> PROBLEM TO WORK ON:
Look through the lines below and state how many hold the word "otázky". Write only the number.

> SUPPLIED ENTRIES:
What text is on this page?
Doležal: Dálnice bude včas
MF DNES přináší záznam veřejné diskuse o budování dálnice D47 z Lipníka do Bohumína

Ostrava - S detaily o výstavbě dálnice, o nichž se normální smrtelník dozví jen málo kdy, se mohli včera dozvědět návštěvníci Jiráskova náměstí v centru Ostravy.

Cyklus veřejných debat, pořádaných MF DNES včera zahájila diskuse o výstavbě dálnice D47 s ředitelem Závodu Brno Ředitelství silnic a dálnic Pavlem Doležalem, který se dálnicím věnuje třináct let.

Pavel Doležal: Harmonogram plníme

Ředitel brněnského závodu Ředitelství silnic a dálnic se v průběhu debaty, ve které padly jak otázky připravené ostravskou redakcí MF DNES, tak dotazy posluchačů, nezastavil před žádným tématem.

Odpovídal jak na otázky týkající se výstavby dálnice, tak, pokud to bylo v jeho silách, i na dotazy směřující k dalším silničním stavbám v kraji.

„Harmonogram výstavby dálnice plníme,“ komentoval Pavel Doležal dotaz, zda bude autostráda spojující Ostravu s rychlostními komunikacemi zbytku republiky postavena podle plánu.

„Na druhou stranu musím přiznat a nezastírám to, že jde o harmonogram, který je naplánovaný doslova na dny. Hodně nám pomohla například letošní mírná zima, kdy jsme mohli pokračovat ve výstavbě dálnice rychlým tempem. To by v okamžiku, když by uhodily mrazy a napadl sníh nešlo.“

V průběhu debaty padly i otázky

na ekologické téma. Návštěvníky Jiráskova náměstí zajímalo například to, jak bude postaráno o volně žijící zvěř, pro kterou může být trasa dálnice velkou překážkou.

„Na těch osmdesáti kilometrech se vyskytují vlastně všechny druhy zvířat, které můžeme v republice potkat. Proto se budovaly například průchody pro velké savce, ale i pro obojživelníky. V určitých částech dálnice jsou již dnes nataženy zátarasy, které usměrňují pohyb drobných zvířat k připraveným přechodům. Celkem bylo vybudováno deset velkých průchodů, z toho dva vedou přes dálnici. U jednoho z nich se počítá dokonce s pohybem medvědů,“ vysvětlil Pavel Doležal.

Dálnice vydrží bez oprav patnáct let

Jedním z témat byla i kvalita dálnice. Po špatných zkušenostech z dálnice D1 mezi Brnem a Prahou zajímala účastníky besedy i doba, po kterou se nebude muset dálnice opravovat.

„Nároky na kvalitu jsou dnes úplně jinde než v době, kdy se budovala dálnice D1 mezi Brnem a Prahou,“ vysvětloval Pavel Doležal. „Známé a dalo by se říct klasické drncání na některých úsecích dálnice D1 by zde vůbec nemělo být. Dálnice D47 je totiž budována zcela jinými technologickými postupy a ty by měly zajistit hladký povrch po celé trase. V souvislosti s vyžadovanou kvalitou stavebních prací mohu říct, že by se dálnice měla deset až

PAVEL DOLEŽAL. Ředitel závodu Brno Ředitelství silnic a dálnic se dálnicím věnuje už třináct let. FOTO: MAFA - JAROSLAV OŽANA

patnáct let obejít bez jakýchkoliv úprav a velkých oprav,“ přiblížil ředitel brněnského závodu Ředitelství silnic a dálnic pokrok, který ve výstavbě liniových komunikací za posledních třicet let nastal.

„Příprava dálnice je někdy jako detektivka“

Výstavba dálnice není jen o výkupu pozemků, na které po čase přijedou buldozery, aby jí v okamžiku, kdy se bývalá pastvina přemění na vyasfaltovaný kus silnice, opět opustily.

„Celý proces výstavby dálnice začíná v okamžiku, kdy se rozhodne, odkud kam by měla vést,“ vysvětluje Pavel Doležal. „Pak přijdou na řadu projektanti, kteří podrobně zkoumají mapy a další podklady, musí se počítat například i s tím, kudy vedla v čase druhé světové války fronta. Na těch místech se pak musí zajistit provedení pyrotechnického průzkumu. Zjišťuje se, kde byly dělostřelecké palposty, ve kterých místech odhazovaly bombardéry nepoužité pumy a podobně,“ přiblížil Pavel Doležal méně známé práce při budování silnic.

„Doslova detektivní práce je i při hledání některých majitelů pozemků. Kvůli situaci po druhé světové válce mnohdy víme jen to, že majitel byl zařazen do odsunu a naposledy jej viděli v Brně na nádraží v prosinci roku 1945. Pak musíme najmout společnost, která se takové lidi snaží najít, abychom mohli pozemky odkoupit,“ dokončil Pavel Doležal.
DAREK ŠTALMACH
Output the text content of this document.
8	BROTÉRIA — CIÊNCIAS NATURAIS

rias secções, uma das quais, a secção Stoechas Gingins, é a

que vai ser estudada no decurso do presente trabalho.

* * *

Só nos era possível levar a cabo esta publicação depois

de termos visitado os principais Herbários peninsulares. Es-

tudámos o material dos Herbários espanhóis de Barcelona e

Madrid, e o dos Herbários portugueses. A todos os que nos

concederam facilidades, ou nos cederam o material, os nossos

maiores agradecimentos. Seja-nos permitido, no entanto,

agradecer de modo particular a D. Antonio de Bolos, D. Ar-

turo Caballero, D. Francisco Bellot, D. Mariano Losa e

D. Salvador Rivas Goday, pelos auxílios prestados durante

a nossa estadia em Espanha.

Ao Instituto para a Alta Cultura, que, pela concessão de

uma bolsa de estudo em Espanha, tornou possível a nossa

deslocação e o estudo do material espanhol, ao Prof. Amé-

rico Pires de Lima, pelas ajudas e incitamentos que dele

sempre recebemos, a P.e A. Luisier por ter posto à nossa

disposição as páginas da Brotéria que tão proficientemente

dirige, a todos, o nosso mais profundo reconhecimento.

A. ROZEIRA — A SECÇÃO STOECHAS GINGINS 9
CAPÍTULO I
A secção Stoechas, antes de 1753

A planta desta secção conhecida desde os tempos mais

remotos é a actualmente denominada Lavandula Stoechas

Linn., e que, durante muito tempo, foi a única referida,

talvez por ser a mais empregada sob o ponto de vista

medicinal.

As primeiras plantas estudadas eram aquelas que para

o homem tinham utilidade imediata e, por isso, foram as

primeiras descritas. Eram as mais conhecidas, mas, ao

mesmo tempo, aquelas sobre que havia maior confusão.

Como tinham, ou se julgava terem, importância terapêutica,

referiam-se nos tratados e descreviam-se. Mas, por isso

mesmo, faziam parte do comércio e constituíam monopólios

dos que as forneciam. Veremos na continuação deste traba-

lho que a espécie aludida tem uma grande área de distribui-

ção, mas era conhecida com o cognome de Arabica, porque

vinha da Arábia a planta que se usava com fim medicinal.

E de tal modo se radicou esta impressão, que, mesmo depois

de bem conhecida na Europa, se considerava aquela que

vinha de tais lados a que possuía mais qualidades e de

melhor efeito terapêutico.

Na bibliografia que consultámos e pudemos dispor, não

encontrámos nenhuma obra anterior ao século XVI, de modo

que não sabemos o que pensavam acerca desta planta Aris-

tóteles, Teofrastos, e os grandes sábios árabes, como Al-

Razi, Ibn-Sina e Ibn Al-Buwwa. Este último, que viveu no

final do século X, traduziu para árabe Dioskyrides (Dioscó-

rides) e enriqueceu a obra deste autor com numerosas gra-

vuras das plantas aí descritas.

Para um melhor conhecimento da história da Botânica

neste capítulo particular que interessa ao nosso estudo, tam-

> RESULT FOR THIS EXERCISE:
3